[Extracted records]
★ ★ ★ ★ ★
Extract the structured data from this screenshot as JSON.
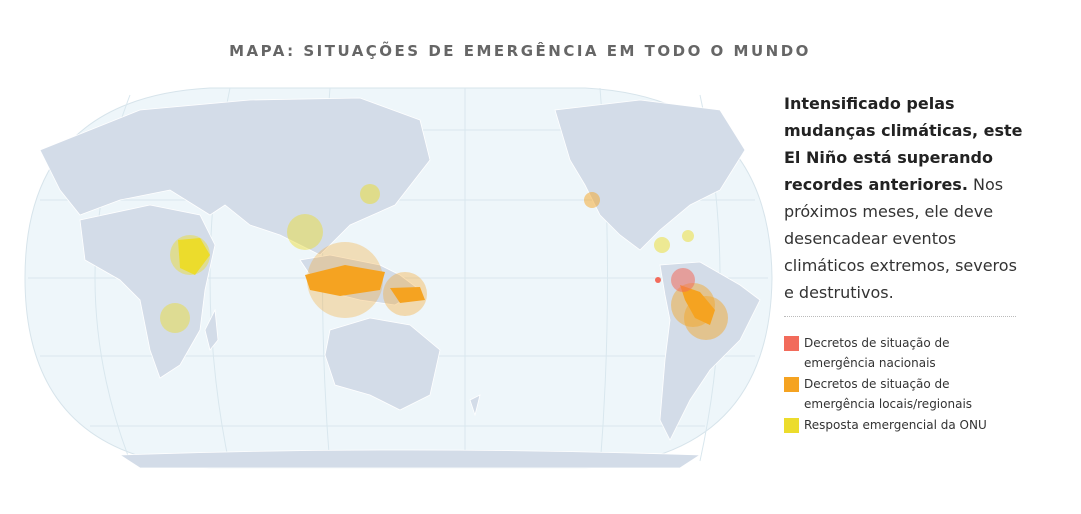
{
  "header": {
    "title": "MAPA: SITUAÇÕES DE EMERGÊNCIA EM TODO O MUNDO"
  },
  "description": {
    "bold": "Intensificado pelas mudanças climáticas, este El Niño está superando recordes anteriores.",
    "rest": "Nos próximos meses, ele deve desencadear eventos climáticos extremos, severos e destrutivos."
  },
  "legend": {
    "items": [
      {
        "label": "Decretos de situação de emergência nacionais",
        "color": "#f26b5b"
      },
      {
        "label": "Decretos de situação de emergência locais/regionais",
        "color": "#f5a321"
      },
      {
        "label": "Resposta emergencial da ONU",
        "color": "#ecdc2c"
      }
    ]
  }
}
★ ★ ★ ★ ★
» **SHORT PROBLEM**
All the records above need to be given again word for word. Skip the pictures.

» **RESULT FOR THIS EXERCISE**
Extract the structured data from this screenshot as JSON.
{
  "header": {
    "title": "MAPA: SITUAÇÕES DE EMERGÊNCIA EM TODO O MUNDO"
  },
  "description": {
    "bold": "Intensificado pelas mudanças climáticas, este El Niño está superando recordes anteriores.",
    "rest": "Nos próximos meses, ele deve desencadear eventos climáticos extremos, severos e destrutivos."
  },
  "legend": {
    "items": [
      {
        "label": "Decretos de situação de emergência nacionais",
        "color": "#f26b5b"
      },
      {
        "label": "Decretos de situação de emergência locais/regionais",
        "color": "#f5a321"
      },
      {
        "label": "Resposta emergencial da ONU",
        "color": "#ecdc2c"
      }
    ]
  }
}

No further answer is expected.